Start of Selection

But who’s this “we”?
In countless organizations, there’s precious little talk about these shifts in form—much less the shifts in practice they’ll require. Which means we’re in danger of leaving too many people behind as we, the already converted, whirl away into the future of content.
It’s not that big organizations don’t think the web matters; dollars and data have long convinced them otherwise. But whether it’s in publishing or journalism or corporate communications, many are still trying to map an old mental model to this (no longer quite so) new medium: fixed, immutable webpages; time-consuming, duplicative publishing processes; background grafs that rehash information rather than build connections.
Experimentation may be where change begins, but it’ll only ever get us partway. If we want to improve things for more readers, more users, more humans, then we’ve got to bring new ideas and approaches to these bigger, messier, harder-to-shift places. And this takes different skills than experimentation—skills that are often left uncelebrated in a tech culture screaming for innovation and agility from all corners.
All eyes on the experimenters
Experimenters—those inhabiting the startups and studios that are already toying with new forms—think about possibilities. They try, fail, and try again. They’re lean, ready to pivot, capable of tearing it all down and starting over. It’s exhilarating and fun to watch—which makes it easy to think it’s how all change happens.
Case in point: I had a conversation recently with someone from a well-known design studio who asserted that those within organizations rarely change things. It wasn’t the first time I’d heard the argument: innovation tends to come from outside, because those on the inside have either bought into the status quo or given up caring about it.
It is difficult to change organizations, and not every nine-to-fiver is champing at the bit to do so, true. But this perspective is also frustratingly exclusive: if your experience isn’t at a startup or a studio or an experimental news organization, if you don’t live in New York or San Francisco or London, you can end up feeling like this world doesn’t apply to you.

End of Selection
Start of Information supplied

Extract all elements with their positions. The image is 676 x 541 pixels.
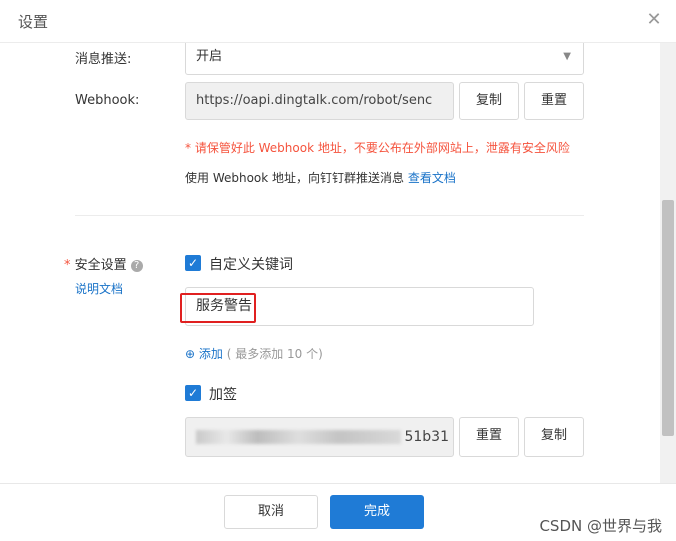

End of Information supplied

- What you are asked to do: Write out the passage above about experimenters and organizations word for word, from start to finish.

- Written response:
But who’s this “we”?
In countless organizations, there’s precious little talk about these shifts in form—much less the shifts in practice they’ll require. Which means we’re in danger of leaving too many people behind as we, the already converted, whirl away into the future of content.
It’s not that big organizations don’t think the web matters; dollars and data have long convinced them otherwise. But whether it’s in publishing or journalism or corporate communications, many are still trying to map an old mental model to this (no longer quite so) new medium: fixed, immutable webpages; time-consuming, duplicative publishing processes; background grafs that rehash information rather than build connections.
Experimentation may be where change begins, but it’ll only ever get us partway. If we want to improve things for more readers, more users, more humans, then we’ve got to bring new ideas and approaches to these bigger, messier, harder-to-shift places. And this takes different skills than experimentation—skills that are often left uncelebrated in a tech culture screaming for innovation and agility from all corners.
All eyes on the experimenters
Experimenters—those inhabiting the startups and studios that are already toying with new forms—think about possibilities. They try, fail, and try again. They’re lean, ready to pivot, capable of tearing it all down and starting over. It’s exhilarating and fun to watch—which makes it easy to think it’s how all change happens.
Case in point: I had a conversation recently with someone from a well-known design studio who asserted that those within organizations rarely change things. It wasn’t the first time I’d heard the argument: innovation tends to come from outside, because those on the inside have either bought into the status quo or given up caring about it.
It is difficult to change organizations, and not every nine-to-fiver is champing at the bit to do so, true. But this perspective is also frustratingly exclusive: if your experience isn’t at a startup or a studio or an experimental news organization, if you don’t live in New York or San Francisco or London, you can end up feeling like this world doesn’t apply to you.